▶ [Dataset records]:

• • • • •

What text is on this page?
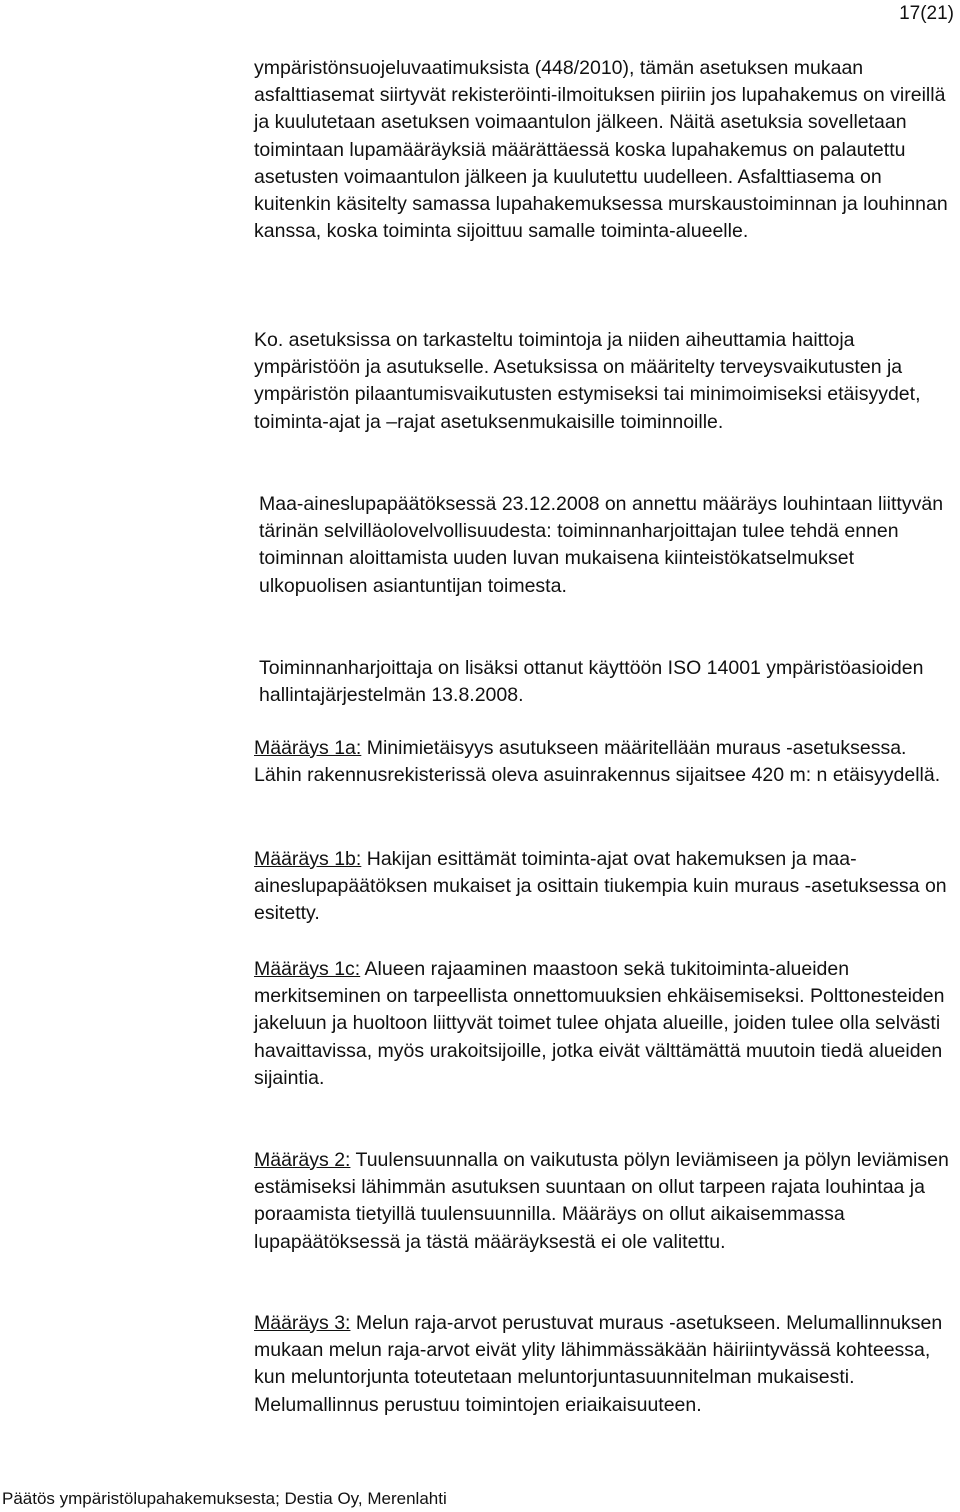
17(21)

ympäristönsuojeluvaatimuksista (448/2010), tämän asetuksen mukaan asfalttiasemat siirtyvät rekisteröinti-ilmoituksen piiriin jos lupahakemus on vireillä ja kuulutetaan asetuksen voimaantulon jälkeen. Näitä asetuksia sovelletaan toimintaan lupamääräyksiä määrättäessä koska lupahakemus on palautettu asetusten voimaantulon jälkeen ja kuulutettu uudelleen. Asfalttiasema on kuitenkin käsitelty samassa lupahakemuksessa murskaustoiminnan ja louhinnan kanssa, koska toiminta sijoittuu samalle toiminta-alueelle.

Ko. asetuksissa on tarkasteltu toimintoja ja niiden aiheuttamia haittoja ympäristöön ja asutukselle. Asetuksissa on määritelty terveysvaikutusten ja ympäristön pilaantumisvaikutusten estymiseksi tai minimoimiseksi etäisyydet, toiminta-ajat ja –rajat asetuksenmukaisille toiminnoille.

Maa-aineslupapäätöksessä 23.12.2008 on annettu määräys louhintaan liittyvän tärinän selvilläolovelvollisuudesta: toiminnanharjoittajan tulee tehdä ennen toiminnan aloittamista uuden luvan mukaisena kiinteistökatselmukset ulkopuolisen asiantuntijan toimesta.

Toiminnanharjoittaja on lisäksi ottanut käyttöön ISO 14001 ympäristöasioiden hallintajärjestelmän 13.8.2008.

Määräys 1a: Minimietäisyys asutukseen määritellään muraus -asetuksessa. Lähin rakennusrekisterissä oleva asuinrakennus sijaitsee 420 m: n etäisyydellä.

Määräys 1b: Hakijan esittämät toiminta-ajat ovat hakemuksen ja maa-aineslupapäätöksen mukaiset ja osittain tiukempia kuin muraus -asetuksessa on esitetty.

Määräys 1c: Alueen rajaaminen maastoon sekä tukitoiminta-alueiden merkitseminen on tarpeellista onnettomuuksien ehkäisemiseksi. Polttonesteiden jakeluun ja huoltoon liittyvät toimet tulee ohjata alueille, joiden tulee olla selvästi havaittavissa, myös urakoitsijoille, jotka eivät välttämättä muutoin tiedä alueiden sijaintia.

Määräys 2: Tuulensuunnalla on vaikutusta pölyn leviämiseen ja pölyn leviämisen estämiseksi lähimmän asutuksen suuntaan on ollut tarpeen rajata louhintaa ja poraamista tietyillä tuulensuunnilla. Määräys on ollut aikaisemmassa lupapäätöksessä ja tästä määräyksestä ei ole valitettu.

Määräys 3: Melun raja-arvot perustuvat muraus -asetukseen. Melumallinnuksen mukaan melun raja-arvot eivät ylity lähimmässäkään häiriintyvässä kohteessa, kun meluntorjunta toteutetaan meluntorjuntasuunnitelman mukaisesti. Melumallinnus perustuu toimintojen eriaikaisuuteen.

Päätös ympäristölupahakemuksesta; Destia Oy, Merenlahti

• • • • •

▶ [What the task requires]:
Report how many lines of the data contain the word "mukaan", using the number alone.

▶ [Solution]:
2